> PROBLEM TO SOLVE
Pictures do not belong in your copy. Repeat all the other data exactly.

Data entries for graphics
━━━━━━━━━━━━━━━━

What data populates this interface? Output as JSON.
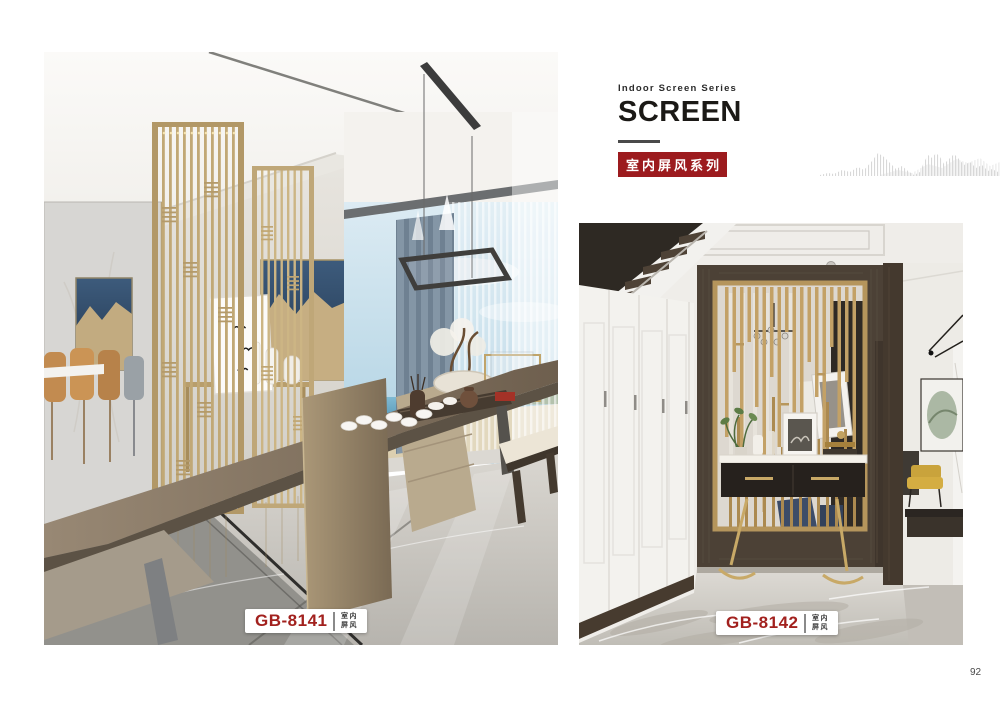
{
  "header": {
    "series_en": "Indoor Screen Series",
    "title": "SCREEN",
    "series_zh": "室内屏风系列"
  },
  "products": [
    {
      "code": "GB-8141",
      "category": [
        "室内",
        "屏风"
      ]
    },
    {
      "code": "GB-8142",
      "category": [
        "室内",
        "屏风"
      ]
    }
  ],
  "page_number": "92",
  "colors": {
    "accent_red": "#9c1b1e",
    "code_red": "#a2211e",
    "screen_gold": "#b99f6e",
    "wood_dark": "#4c4136"
  }
}
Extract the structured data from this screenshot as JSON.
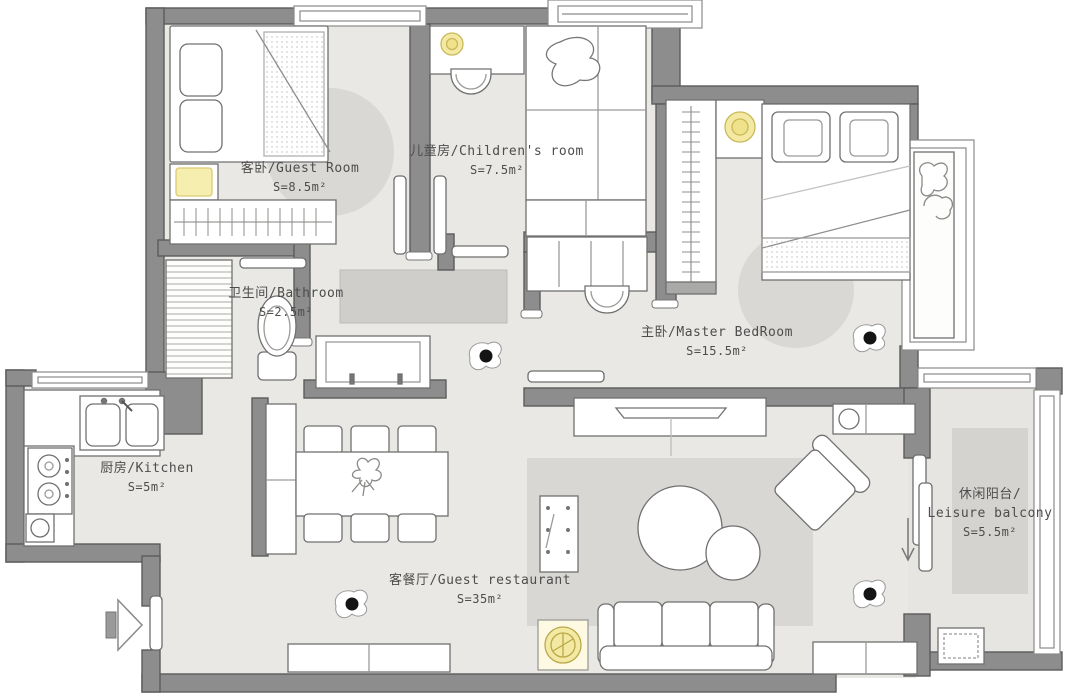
{
  "title": "Apartment floor plan",
  "rooms": [
    {
      "id": "guest-room",
      "label": "客卧/Guest Room",
      "area": "S=8.5m²"
    },
    {
      "id": "children-room",
      "label": "儿童房/Children's room",
      "area": "S=7.5m²"
    },
    {
      "id": "bathroom",
      "label": "卫生间/Bathroom",
      "area": "S=2.5m²"
    },
    {
      "id": "master-bedroom",
      "label": "主卧/Master BedRoom",
      "area": "S=15.5m²"
    },
    {
      "id": "kitchen",
      "label": "厨房/Kitchen",
      "area": "S=5m²"
    },
    {
      "id": "living-dining",
      "label": "客餐厅/Guest restaurant",
      "area": "S=35m²"
    },
    {
      "id": "leisure-balcony",
      "label": "休闲阳台/",
      "label2": "Leisure balcony",
      "area": "S=5.5m²"
    }
  ],
  "colors": {
    "wall": "#8d8d8d",
    "wall_stroke": "#5c5c5c",
    "floor": "#e9e8e5",
    "rug": "#d8d7d4",
    "corridor_block": "#cfcecb",
    "furniture_stroke": "#707070",
    "lamp": "#f3e9a2",
    "text": "#4d4d4d"
  }
}
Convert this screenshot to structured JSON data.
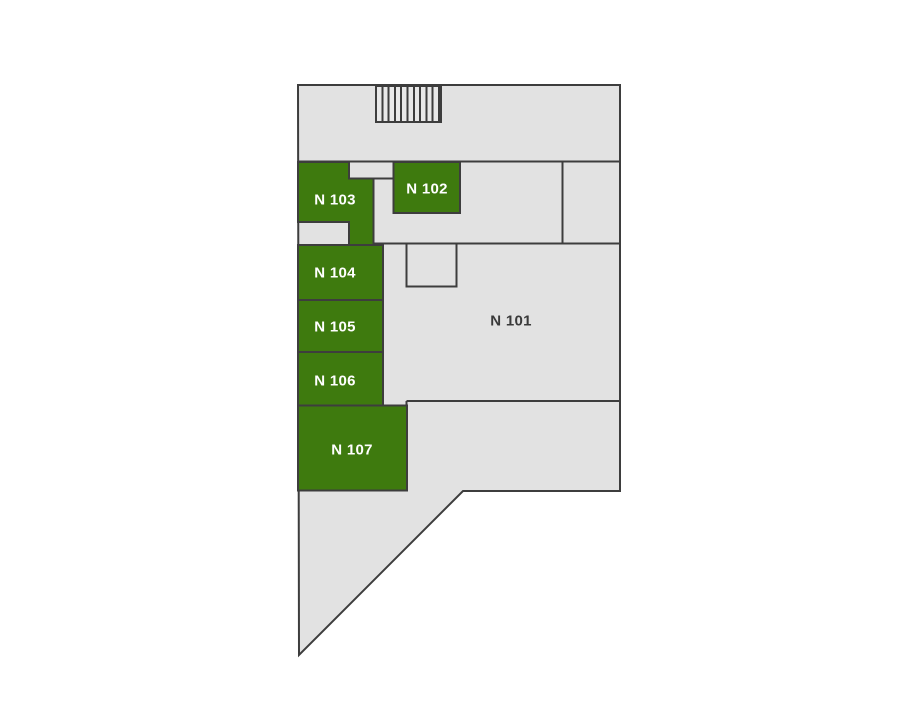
{
  "floorplan": {
    "colors": {
      "page_bg": "#ffffff",
      "building_fill": "#e2e2e2",
      "stairs_fill": "#e8e8e8",
      "wall": "#3d3d3d",
      "room_highlight": "#3e7a0e",
      "label_light": "#ffffff",
      "label_dark": "#3a3a3a"
    },
    "rooms": [
      {
        "id": "n101",
        "label": "N 101",
        "highlighted": false
      },
      {
        "id": "n102",
        "label": "N 102",
        "highlighted": true
      },
      {
        "id": "n103",
        "label": "N 103",
        "highlighted": true
      },
      {
        "id": "n104",
        "label": "N 104",
        "highlighted": true
      },
      {
        "id": "n105",
        "label": "N 105",
        "highlighted": true
      },
      {
        "id": "n106",
        "label": "N 106",
        "highlighted": true
      },
      {
        "id": "n107",
        "label": "N 107",
        "highlighted": true
      }
    ],
    "stairs": {
      "label": "stairs",
      "step_count": 11
    }
  }
}
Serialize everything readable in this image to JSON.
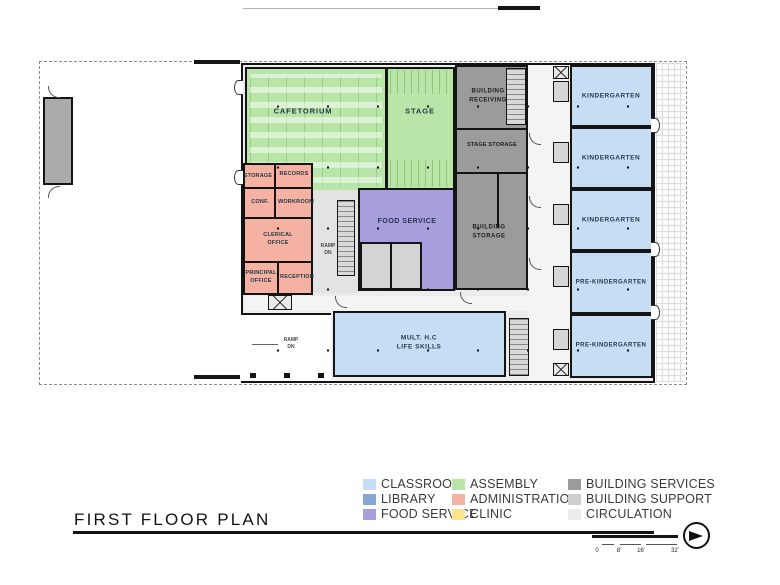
{
  "title": "FIRST FLOOR PLAN",
  "rooms": {
    "cafetorium": "CAFETORIUM",
    "stage": "STAGE",
    "building_receiving": "BUILDING\nRECEIVING",
    "stage_storage": "STAGE STORAGE",
    "building_storage": "BUILDING\nSTORAGE",
    "food_service": "FOOD SERVICE",
    "kindergarten": "KINDERGARTEN",
    "pre_kindergarten": "PRE-KINDERGARTEN",
    "mult_hc_life_skills": "MULT. H.C\nLIFE SKILLS",
    "storage": "STORAGE",
    "records": "RECORDS",
    "conf": "CONF.",
    "workroom": "WORKROOM",
    "clerical_office": "CLERICAL\nOFFICE",
    "principal_office": "PRINCIPAL\nOFFICE",
    "reception": "RECEPTION",
    "ramp_dn": "RAMP\nDN"
  },
  "colors": {
    "classroom": "#c7ddf3",
    "library": "#84a8d6",
    "food_service": "#a89ddd",
    "assembly": "#b9e5a9",
    "administration": "#f5b1a1",
    "clinic": "#fbe48a",
    "building_services": "#9b9b9b",
    "building_support": "#cecece",
    "circulation": "#ececec",
    "wall": "#141414"
  },
  "legend": {
    "items": [
      {
        "label": "CLASSROOM",
        "color": "#c7ddf3"
      },
      {
        "label": "LIBRARY",
        "color": "#84a8d6"
      },
      {
        "label": "FOOD SERVICE",
        "color": "#a89ddd"
      },
      {
        "label": "ASSEMBLY",
        "color": "#b9e5a9"
      },
      {
        "label": "ADMINISTRATION",
        "color": "#f5b1a1"
      },
      {
        "label": "CLINIC",
        "color": "#fbe48a"
      },
      {
        "label": "BUILDING SERVICES",
        "color": "#9b9b9b"
      },
      {
        "label": "BUILDING SUPPORT",
        "color": "#cecece"
      },
      {
        "label": "CIRCULATION",
        "color": "#ececec"
      }
    ]
  },
  "scale": {
    "ticks": [
      "0",
      "8'",
      "16'",
      "32'"
    ]
  }
}
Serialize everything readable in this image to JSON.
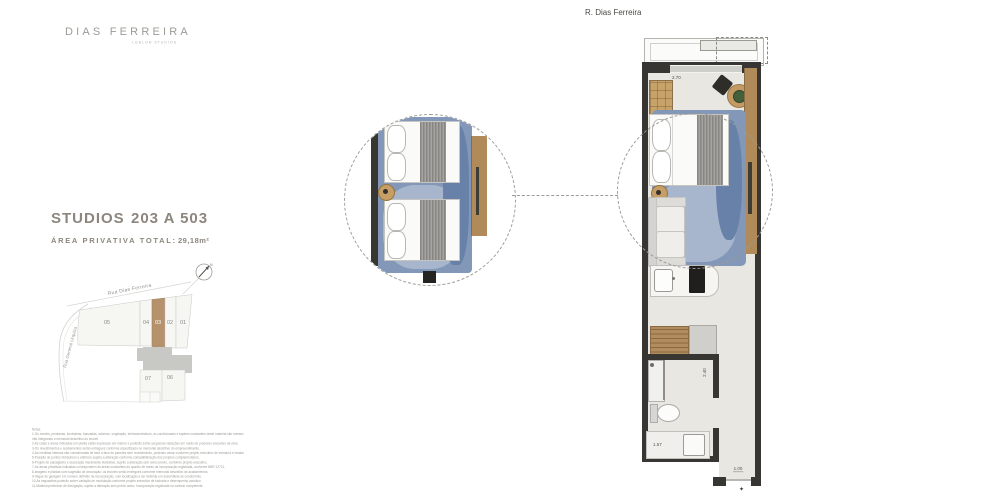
{
  "logo": {
    "title": "DIAS FERREIRA",
    "subtitle": "LEBLON STUDIOS"
  },
  "street_label_top": "R. Dias Ferreira",
  "unit_info": {
    "type_label": "STUDIOS",
    "range_label": "203 A 503",
    "area_label": "ÁREA PRIVATIVA TOTAL:",
    "area_value": "29,18m²"
  },
  "site_map": {
    "streets": {
      "top": "Rua Dias Ferreira",
      "left": "Rua General Urquiza"
    },
    "compass_label": "N",
    "lots": [
      "05",
      "04",
      "03",
      "02",
      "01",
      "07",
      "06"
    ],
    "highlighted_lot": "03"
  },
  "floor_plan": {
    "dimensions": {
      "bedroom": "2.70",
      "bath": "2.40",
      "vanity": "1.57",
      "entry": "1.00"
    },
    "entry_marker": "✦"
  },
  "disclaimer": {
    "lines": [
      "Notas:",
      "1-Os móveis, persianas, luminárias, bancadas, adornos, vegetação, eletrodomésticos, ar-condicionado e tapetes constantes deste material são meramente ilustrativos, não integrando o memorial descritivo.",
      "não integrando o memorial descritivo do imóvel.",
      "2-As cotas e áreas indicadas em planta estão expressas em metros e poderão sofrer pequenas variações em razão do processo executivo da obra.",
      "3-Os revestimentos e acabamentos serão entregues conforme especificado no memorial descritivo do empreendimento.",
      "4-As medidas internas são consideradas de face a face de paredes sem revestimento, podendo variar conforme projeto executivo de estrutura e instalações.",
      "5-Posição de pontos hidráulicos e elétricos sujeita a alteração conforme compatibilização dos projetos complementares.",
      "6-Projeto de paisagismo e decoração meramente ilustrativo, sujeito a alteração sem aviso prévio, conforme projeto executivo.",
      "7-As áreas privativas indicadas correspondem às áreas constantes do quadro de áreas da incorporação registrada, conforme NBR 12721.",
      "8-Imagens e plantas com sugestão de decoração; os imóveis serão entregues conforme memorial descritivo de acabamentos.",
      "9-Vagas de garagem em número definido na incorporação, com localização a ser definida em assembleia de condomínio.",
      "10-As esquadrias poderão sofrer variação de modulação conforme projeto executivo de fachada e desempenho acústico.",
      "11-Material preliminar de divulgação, sujeito a alteração sem prévio aviso. Incorporação registrada no cartório competente."
    ]
  },
  "colors": {
    "accent_brown": "#b5916c",
    "wood": "#b08a58",
    "wall_dark": "#383633",
    "rug_blue": "#8398b8",
    "floor": "#e9e7e2",
    "heading_gray": "#8c867d"
  }
}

━━━━━━━━━━━━━━━━

> IN RESPONSE
What data populates this interface? Output as JSON.
{
  "header": {
    "series_en": "Indoor Screen Series",
    "title": "SCREEN",
    "series_zh": "室内屏风系列"
  },
  "products": [
    {
      "code": "GB-8141",
      "category": [
        "室内",
        "屏风"
      ]
    },
    {
      "code": "GB-8142",
      "category": [
        "室内",
        "屏风"
      ]
    }
  ],
  "page_number": "92",
  "colors": {
    "accent_red": "#9c1b1e",
    "code_red": "#a2211e",
    "screen_gold": "#b99f6e",
    "wood_dark": "#4c4136"
  }
}
Extract the structured data from this screenshot as JSON.
{
  "title": "Apartment floor plan",
  "rooms": [
    {
      "id": "guest-room",
      "label": "客卧/Guest Room",
      "area": "S=8.5m²"
    },
    {
      "id": "children-room",
      "label": "儿童房/Children's room",
      "area": "S=7.5m²"
    },
    {
      "id": "bathroom",
      "label": "卫生间/Bathroom",
      "area": "S=2.5m²"
    },
    {
      "id": "master-bedroom",
      "label": "主卧/Master BedRoom",
      "area": "S=15.5m²"
    },
    {
      "id": "kitchen",
      "label": "厨房/Kitchen",
      "area": "S=5m²"
    },
    {
      "id": "living-dining",
      "label": "客餐厅/Guest restaurant",
      "area": "S=35m²"
    },
    {
      "id": "leisure-balcony",
      "label": "休闲阳台/",
      "label2": "Leisure balcony",
      "area": "S=5.5m²"
    }
  ],
  "colors": {
    "wall": "#8d8d8d",
    "wall_stroke": "#5c5c5c",
    "floor": "#e9e8e5",
    "rug": "#d8d7d4",
    "corridor_block": "#cfcecb",
    "furniture_stroke": "#707070",
    "lamp": "#f3e9a2",
    "text": "#4d4d4d"
  }
}
Convert this screenshot to structured JSON data.
{
  "floorplan": {
    "colors": {
      "page_bg": "#ffffff",
      "building_fill": "#e2e2e2",
      "stairs_fill": "#e8e8e8",
      "wall": "#3d3d3d",
      "room_highlight": "#3e7a0e",
      "label_light": "#ffffff",
      "label_dark": "#3a3a3a"
    },
    "rooms": [
      {
        "id": "n101",
        "label": "N 101",
        "highlighted": false
      },
      {
        "id": "n102",
        "label": "N 102",
        "highlighted": true
      },
      {
        "id": "n103",
        "label": "N 103",
        "highlighted": true
      },
      {
        "id": "n104",
        "label": "N 104",
        "highlighted": true
      },
      {
        "id": "n105",
        "label": "N 105",
        "highlighted": true
      },
      {
        "id": "n106",
        "label": "N 106",
        "highlighted": true
      },
      {
        "id": "n107",
        "label": "N 107",
        "highlighted": true
      }
    ],
    "stairs": {
      "label": "stairs",
      "step_count": 11
    }
  }
}
Serialize everything readable in this image to JSON.
{
  "title": "FIRST FLOOR PLAN",
  "rooms": {
    "cafetorium": "CAFETORIUM",
    "stage": "STAGE",
    "building_receiving": "BUILDING\nRECEIVING",
    "stage_storage": "STAGE STORAGE",
    "building_storage": "BUILDING\nSTORAGE",
    "food_service": "FOOD SERVICE",
    "kindergarten": "KINDERGARTEN",
    "pre_kindergarten": "PRE-KINDERGARTEN",
    "mult_hc_life_skills": "MULT. H.C\nLIFE SKILLS",
    "storage": "STORAGE",
    "records": "RECORDS",
    "conf": "CONF.",
    "workroom": "WORKROOM",
    "clerical_office": "CLERICAL\nOFFICE",
    "principal_office": "PRINCIPAL\nOFFICE",
    "reception": "RECEPTION",
    "ramp_dn": "RAMP\nDN"
  },
  "colors": {
    "classroom": "#c7ddf3",
    "library": "#84a8d6",
    "food_service": "#a89ddd",
    "assembly": "#b9e5a9",
    "administration": "#f5b1a1",
    "clinic": "#fbe48a",
    "building_services": "#9b9b9b",
    "building_support": "#cecece",
    "circulation": "#ececec",
    "wall": "#141414"
  },
  "legend": {
    "items": [
      {
        "label": "CLASSROOM",
        "color": "#c7ddf3"
      },
      {
        "label": "LIBRARY",
        "color": "#84a8d6"
      },
      {
        "label": "FOOD SERVICE",
        "color": "#a89ddd"
      },
      {
        "label": "ASSEMBLY",
        "color": "#b9e5a9"
      },
      {
        "label": "ADMINISTRATION",
        "color": "#f5b1a1"
      },
      {
        "label": "CLINIC",
        "color": "#fbe48a"
      },
      {
        "label": "BUILDING SERVICES",
        "color": "#9b9b9b"
      },
      {
        "label": "BUILDING SUPPORT",
        "color": "#cecece"
      },
      {
        "label": "CIRCULATION",
        "color": "#ececec"
      }
    ]
  },
  "scale": {
    "ticks": [
      "0",
      "8'",
      "16'",
      "32'"
    ]
  }
}
Serialize everything readable in this image to JSON.
{
  "logo": {
    "title": "DIAS FERREIRA",
    "subtitle": "LEBLON STUDIOS"
  },
  "street_label_top": "R. Dias Ferreira",
  "unit_info": {
    "type_label": "STUDIOS",
    "range_label": "203 A 503",
    "area_label": "ÁREA PRIVATIVA TOTAL:",
    "area_value": "29,18m²"
  },
  "site_map": {
    "streets": {
      "top": "Rua Dias Ferreira",
      "left": "Rua General Urquiza"
    },
    "compass_label": "N",
    "lots": [
      "05",
      "04",
      "03",
      "02",
      "01",
      "07",
      "06"
    ],
    "highlighted_lot": "03"
  },
  "floor_plan": {
    "dimensions": {
      "bedroom": "2.70",
      "bath": "2.40",
      "vanity": "1.57",
      "entry": "1.00"
    },
    "entry_marker": "✦"
  },
  "disclaimer": {
    "lines": [
      "Notas:",
      "1-Os móveis, persianas, luminárias, bancadas, adornos, vegetação, eletrodomésticos, ar-condicionado e tapetes constantes deste material são meramente ilustrativos, não integrando o memorial descritivo.",
      "não integrando o memorial descritivo do imóvel.",
      "2-As cotas e áreas indicadas em planta estão expressas em metros e poderão sofrer pequenas variações em razão do processo executivo da obra.",
      "3-Os revestimentos e acabamentos serão entregues conforme especificado no memorial descritivo do empreendimento.",
      "4-As medidas internas são consideradas de face a face de paredes sem revestimento, podendo variar conforme projeto executivo de estrutura e instalações.",
      "5-Posição de pontos hidráulicos e elétricos sujeita a alteração conforme compatibilização dos projetos complementares.",
      "6-Projeto de paisagismo e decoração meramente ilustrativo, sujeito a alteração sem aviso prévio, conforme projeto executivo.",
      "7-As áreas privativas indicadas correspondem às áreas constantes do quadro de áreas da incorporação registrada, conforme NBR 12721.",
      "8-Imagens e plantas com sugestão de decoração; os imóveis serão entregues conforme memorial descritivo de acabamentos.",
      "9-Vagas de garagem em número definido na incorporação, com localização a ser definida em assembleia de condomínio.",
      "10-As esquadrias poderão sofrer variação de modulação conforme projeto executivo de fachada e desempenho acústico.",
      "11-Material preliminar de divulgação, sujeito a alteração sem prévio aviso. Incorporação registrada no cartório competente."
    ]
  },
  "colors": {
    "accent_brown": "#b5916c",
    "wood": "#b08a58",
    "wall_dark": "#383633",
    "rug_blue": "#8398b8",
    "floor": "#e9e7e2",
    "heading_gray": "#8c867d"
  }
}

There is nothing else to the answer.